_Exercise requirements_. Go through the entries below and write each one out exactly.

┌──

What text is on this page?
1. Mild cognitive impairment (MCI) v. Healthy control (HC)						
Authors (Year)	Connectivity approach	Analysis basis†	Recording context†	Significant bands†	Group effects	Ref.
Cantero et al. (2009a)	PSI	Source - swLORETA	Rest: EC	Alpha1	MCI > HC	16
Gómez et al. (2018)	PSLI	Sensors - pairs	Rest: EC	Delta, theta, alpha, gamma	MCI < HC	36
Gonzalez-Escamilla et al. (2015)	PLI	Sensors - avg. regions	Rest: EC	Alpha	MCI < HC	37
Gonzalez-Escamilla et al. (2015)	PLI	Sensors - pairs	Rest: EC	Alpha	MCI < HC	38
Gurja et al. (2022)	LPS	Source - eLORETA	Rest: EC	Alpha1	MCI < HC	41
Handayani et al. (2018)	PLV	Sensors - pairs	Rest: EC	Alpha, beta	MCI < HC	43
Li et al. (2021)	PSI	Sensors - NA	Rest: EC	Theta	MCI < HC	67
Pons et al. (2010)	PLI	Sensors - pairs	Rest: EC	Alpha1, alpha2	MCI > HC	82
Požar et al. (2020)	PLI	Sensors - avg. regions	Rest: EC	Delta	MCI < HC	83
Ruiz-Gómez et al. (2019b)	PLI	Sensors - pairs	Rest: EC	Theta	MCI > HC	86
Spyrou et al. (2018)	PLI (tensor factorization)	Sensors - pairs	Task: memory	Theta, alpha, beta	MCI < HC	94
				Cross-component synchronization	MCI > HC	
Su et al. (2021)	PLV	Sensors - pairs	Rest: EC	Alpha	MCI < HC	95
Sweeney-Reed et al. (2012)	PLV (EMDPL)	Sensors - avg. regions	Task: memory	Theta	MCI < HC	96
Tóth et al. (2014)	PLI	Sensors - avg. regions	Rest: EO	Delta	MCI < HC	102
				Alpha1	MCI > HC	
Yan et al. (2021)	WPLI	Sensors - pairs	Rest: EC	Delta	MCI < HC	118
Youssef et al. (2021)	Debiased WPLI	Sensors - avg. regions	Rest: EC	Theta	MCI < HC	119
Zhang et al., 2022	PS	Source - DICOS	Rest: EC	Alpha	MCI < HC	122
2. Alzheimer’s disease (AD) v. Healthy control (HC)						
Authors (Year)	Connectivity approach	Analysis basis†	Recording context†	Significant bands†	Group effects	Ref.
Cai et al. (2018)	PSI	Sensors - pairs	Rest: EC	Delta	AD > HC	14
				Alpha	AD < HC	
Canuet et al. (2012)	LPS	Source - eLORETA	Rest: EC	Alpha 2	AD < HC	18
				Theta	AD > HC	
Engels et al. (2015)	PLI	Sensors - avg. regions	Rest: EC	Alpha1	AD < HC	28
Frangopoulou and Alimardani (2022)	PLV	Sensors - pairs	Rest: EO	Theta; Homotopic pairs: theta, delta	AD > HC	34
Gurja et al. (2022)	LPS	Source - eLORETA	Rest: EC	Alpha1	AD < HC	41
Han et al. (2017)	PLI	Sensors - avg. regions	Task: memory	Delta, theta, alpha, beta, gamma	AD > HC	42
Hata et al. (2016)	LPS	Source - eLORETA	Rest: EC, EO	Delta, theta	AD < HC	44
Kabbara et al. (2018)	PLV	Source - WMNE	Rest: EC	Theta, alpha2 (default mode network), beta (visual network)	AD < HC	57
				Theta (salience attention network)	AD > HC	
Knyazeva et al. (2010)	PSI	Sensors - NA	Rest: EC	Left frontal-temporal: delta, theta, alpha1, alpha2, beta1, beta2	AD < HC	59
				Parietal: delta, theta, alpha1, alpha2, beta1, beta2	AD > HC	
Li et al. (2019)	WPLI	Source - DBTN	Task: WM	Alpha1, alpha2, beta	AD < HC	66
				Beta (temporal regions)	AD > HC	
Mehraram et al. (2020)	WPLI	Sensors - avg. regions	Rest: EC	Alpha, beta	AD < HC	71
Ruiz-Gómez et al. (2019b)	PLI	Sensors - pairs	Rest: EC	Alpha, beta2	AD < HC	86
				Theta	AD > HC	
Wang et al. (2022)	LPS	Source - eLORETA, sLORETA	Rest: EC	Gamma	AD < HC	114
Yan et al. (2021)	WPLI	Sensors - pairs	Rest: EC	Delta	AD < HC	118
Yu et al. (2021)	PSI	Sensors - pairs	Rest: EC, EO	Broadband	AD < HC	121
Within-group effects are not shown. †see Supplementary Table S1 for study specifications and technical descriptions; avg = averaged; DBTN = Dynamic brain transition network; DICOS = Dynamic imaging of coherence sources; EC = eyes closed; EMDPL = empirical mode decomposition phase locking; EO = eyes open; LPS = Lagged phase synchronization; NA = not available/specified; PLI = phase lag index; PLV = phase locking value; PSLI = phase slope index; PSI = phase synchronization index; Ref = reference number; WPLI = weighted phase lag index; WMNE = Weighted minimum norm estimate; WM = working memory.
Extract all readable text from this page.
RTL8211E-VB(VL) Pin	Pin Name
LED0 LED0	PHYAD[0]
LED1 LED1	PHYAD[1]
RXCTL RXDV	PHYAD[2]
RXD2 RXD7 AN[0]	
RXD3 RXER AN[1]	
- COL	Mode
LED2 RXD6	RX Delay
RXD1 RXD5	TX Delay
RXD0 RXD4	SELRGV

└──

_Exercise solution_.
What text is on this page?
1. Mild cognitive impairment (MCI) v. Healthy control (HC)						
Authors (Year)	Connectivity approach	Analysis basis†	Recording context†	Significant bands†	Group effects	Ref.
Cantero et al. (2009a)	PSI	Source - swLORETA	Rest: EC	Alpha1	MCI > HC	16
Gómez et al. (2018)	PSLI	Sensors - pairs	Rest: EC	Delta, theta, alpha, gamma	MCI < HC	36
Gonzalez-Escamilla et al. (2015)	PLI	Sensors - avg. regions	Rest: EC	Alpha	MCI < HC	37
Gonzalez-Escamilla et al. (2015)	PLI	Sensors - pairs	Rest: EC	Alpha	MCI < HC	38
Gurja et al. (2022)	LPS	Source - eLORETA	Rest: EC	Alpha1	MCI < HC	41
Handayani et al. (2018)	PLV	Sensors - pairs	Rest: EC	Alpha, beta	MCI < HC	43
Li et al. (2021)	PSI	Sensors - NA	Rest: EC	Theta	MCI < HC	67
Pons et al. (2010)	PLI	Sensors - pairs	Rest: EC	Alpha1, alpha2	MCI > HC	82
Požar et al. (2020)	PLI	Sensors - avg. regions	Rest: EC	Delta	MCI < HC	83
Ruiz-Gómez et al. (2019b)	PLI	Sensors - pairs	Rest: EC	Theta	MCI > HC	86
Spyrou et al. (2018)	PLI (tensor factorization)	Sensors - pairs	Task: memory	Theta, alpha, beta	MCI < HC	94
				Cross-component synchronization	MCI > HC	
Su et al. (2021)	PLV	Sensors - pairs	Rest: EC	Alpha	MCI < HC	95
Sweeney-Reed et al. (2012)	PLV (EMDPL)	Sensors - avg. regions	Task: memory	Theta	MCI < HC	96
Tóth et al. (2014)	PLI	Sensors - avg. regions	Rest: EO	Delta	MCI < HC	102
				Alpha1	MCI > HC	
Yan et al. (2021)	WPLI	Sensors - pairs	Rest: EC	Delta	MCI < HC	118
Youssef et al. (2021)	Debiased WPLI	Sensors - avg. regions	Rest: EC	Theta	MCI < HC	119
Zhang et al., 2022	PS	Source - DICOS	Rest: EC	Alpha	MCI < HC	122
2. Alzheimer’s disease (AD) v. Healthy control (HC)						
Authors (Year)	Connectivity approach	Analysis basis†	Recording context†	Significant bands†	Group effects	Ref.
Cai et al. (2018)	PSI	Sensors - pairs	Rest: EC	Delta	AD > HC	14
				Alpha	AD < HC	
Canuet et al. (2012)	LPS	Source - eLORETA	Rest: EC	Alpha 2	AD < HC	18
				Theta	AD > HC	
Engels et al. (2015)	PLI	Sensors - avg. regions	Rest: EC	Alpha1	AD < HC	28
Frangopoulou and Alimardani (2022)	PLV	Sensors - pairs	Rest: EO	Theta; Homotopic pairs: theta, delta	AD > HC	34
Gurja et al. (2022)	LPS	Source - eLORETA	Rest: EC	Alpha1	AD < HC	41
Han et al. (2017)	PLI	Sensors - avg. regions	Task: memory	Delta, theta, alpha, beta, gamma	AD > HC	42
Hata et al. (2016)	LPS	Source - eLORETA	Rest: EC, EO	Delta, theta	AD < HC	44
Kabbara et al. (2018)	PLV	Source - WMNE	Rest: EC	Theta, alpha2 (default mode network), beta (visual network)	AD < HC	57
				Theta (salience attention network)	AD > HC	
Knyazeva et al. (2010)	PSI	Sensors - NA	Rest: EC	Left frontal-temporal: delta, theta, alpha1, alpha2, beta1, beta2	AD < HC	59
				Parietal: delta, theta, alpha1, alpha2, beta1, beta2	AD > HC	
Li et al. (2019)	WPLI	Source - DBTN	Task: WM	Alpha1, alpha2, beta	AD < HC	66
				Beta (temporal regions)	AD > HC	
Mehraram et al. (2020)	WPLI	Sensors - avg. regions	Rest: EC	Alpha, beta	AD < HC	71
Ruiz-Gómez et al. (2019b)	PLI	Sensors - pairs	Rest: EC	Alpha, beta2	AD < HC	86
				Theta	AD > HC	
Wang et al. (2022)	LPS	Source - eLORETA, sLORETA	Rest: EC	Gamma	AD < HC	114
Yan et al. (2021)	WPLI	Sensors - pairs	Rest: EC	Delta	AD < HC	118
Yu et al. (2021)	PSI	Sensors - pairs	Rest: EC, EO	Broadband	AD < HC	121
Within-group effects are not shown. †see Supplementary Table S1 for study specifications and technical descriptions; avg = averaged; DBTN = Dynamic brain transition network; DICOS = Dynamic imaging of coherence sources; EC = eyes closed; EMDPL = empirical mode decomposition phase locking; EO = eyes open; LPS = Lagged phase synchronization; NA = not available/specified; PLI = phase lag index; PLV = phase locking value; PSLI = phase slope index; PSI = phase synchronization index; Ref = reference number; WPLI = weighted phase lag index; WMNE = Weighted minimum norm estimate; WM = working memory.
Extract all readable text from this page.
RTL8211E-VB(VL) Pin	Pin Name
LED0 LED0	PHYAD[0]
LED1 LED1	PHYAD[1]
RXCTL RXDV	PHYAD[2]
RXD2 RXD7 AN[0]	
RXD3 RXER AN[1]	
- COL	Mode
LED2 RXD6	RX Delay
RXD1 RXD5	TX Delay
RXD0 RXD4	SELRGV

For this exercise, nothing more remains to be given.